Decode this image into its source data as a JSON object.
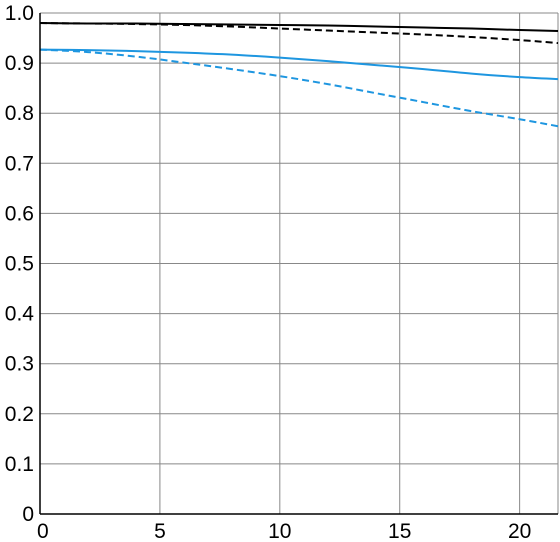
{
  "chart_data": {
    "type": "line",
    "title": "",
    "xlabel": "",
    "ylabel": "",
    "xlim": [
      0,
      21.6
    ],
    "ylim": [
      0,
      1.0
    ],
    "grid": true,
    "legend": "none",
    "x_ticks": [
      0,
      5,
      10,
      15,
      20
    ],
    "x_tick_labels": [
      "0",
      "5",
      "10",
      "15",
      "20"
    ],
    "y_ticks": [
      0,
      0.1,
      0.2,
      0.3,
      0.4,
      0.5,
      0.6,
      0.7,
      0.8,
      0.9,
      1.0
    ],
    "y_tick_labels": [
      "0",
      "0.1",
      "0.2",
      "0.3",
      "0.4",
      "0.5",
      "0.6",
      "0.7",
      "0.8",
      "0.9",
      "1.0"
    ],
    "series": [
      {
        "color": "#000000",
        "style": "solid",
        "x": [
          0,
          2,
          4,
          6,
          8,
          10,
          12,
          14,
          16,
          18,
          20,
          21.6
        ],
        "y": [
          0.98,
          0.979,
          0.979,
          0.978,
          0.977,
          0.976,
          0.975,
          0.973,
          0.971,
          0.969,
          0.966,
          0.964
        ]
      },
      {
        "color": "#000000",
        "style": "dashed",
        "x": [
          0,
          2,
          4,
          6,
          8,
          10,
          12,
          14,
          16,
          18,
          20,
          21.6
        ],
        "y": [
          0.98,
          0.979,
          0.978,
          0.976,
          0.973,
          0.969,
          0.965,
          0.961,
          0.957,
          0.952,
          0.946,
          0.94
        ]
      },
      {
        "color": "#1e96e0",
        "style": "solid",
        "x": [
          0,
          2,
          4,
          6,
          8,
          10,
          12,
          14,
          16,
          18,
          20,
          21.6
        ],
        "y": [
          0.927,
          0.926,
          0.924,
          0.921,
          0.917,
          0.911,
          0.904,
          0.896,
          0.888,
          0.879,
          0.872,
          0.868
        ]
      },
      {
        "color": "#1e96e0",
        "style": "dashed",
        "x": [
          0,
          2,
          4,
          6,
          8,
          10,
          12,
          14,
          16,
          18,
          20,
          21.6
        ],
        "y": [
          0.927,
          0.922,
          0.913,
          0.901,
          0.888,
          0.874,
          0.858,
          0.84,
          0.822,
          0.804,
          0.788,
          0.774
        ]
      }
    ]
  }
}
..........
Brief
Write out the data precisely as given, excluding the pictures.

Reply to the task
Decode this image into its source data as a JSON object.
{
  "chart_data": {
    "type": "line",
    "title": "",
    "xlabel": "",
    "ylabel": "",
    "xlim": [
      0,
      21.6
    ],
    "ylim": [
      0,
      1.0
    ],
    "grid": true,
    "legend": "none",
    "x_ticks": [
      0,
      5,
      10,
      15,
      20
    ],
    "x_tick_labels": [
      "0",
      "5",
      "10",
      "15",
      "20"
    ],
    "y_ticks": [
      0,
      0.1,
      0.2,
      0.3,
      0.4,
      0.5,
      0.6,
      0.7,
      0.8,
      0.9,
      1.0
    ],
    "y_tick_labels": [
      "0",
      "0.1",
      "0.2",
      "0.3",
      "0.4",
      "0.5",
      "0.6",
      "0.7",
      "0.8",
      "0.9",
      "1.0"
    ],
    "series": [
      {
        "color": "#000000",
        "style": "solid",
        "x": [
          0,
          2,
          4,
          6,
          8,
          10,
          12,
          14,
          16,
          18,
          20,
          21.6
        ],
        "y": [
          0.98,
          0.979,
          0.979,
          0.978,
          0.977,
          0.976,
          0.975,
          0.973,
          0.971,
          0.969,
          0.966,
          0.964
        ]
      },
      {
        "color": "#000000",
        "style": "dashed",
        "x": [
          0,
          2,
          4,
          6,
          8,
          10,
          12,
          14,
          16,
          18,
          20,
          21.6
        ],
        "y": [
          0.98,
          0.979,
          0.978,
          0.976,
          0.973,
          0.969,
          0.965,
          0.961,
          0.957,
          0.952,
          0.946,
          0.94
        ]
      },
      {
        "color": "#1e96e0",
        "style": "solid",
        "x": [
          0,
          2,
          4,
          6,
          8,
          10,
          12,
          14,
          16,
          18,
          20,
          21.6
        ],
        "y": [
          0.927,
          0.926,
          0.924,
          0.921,
          0.917,
          0.911,
          0.904,
          0.896,
          0.888,
          0.879,
          0.872,
          0.868
        ]
      },
      {
        "color": "#1e96e0",
        "style": "dashed",
        "x": [
          0,
          2,
          4,
          6,
          8,
          10,
          12,
          14,
          16,
          18,
          20,
          21.6
        ],
        "y": [
          0.927,
          0.922,
          0.913,
          0.901,
          0.888,
          0.874,
          0.858,
          0.84,
          0.822,
          0.804,
          0.788,
          0.774
        ]
      }
    ]
  }
}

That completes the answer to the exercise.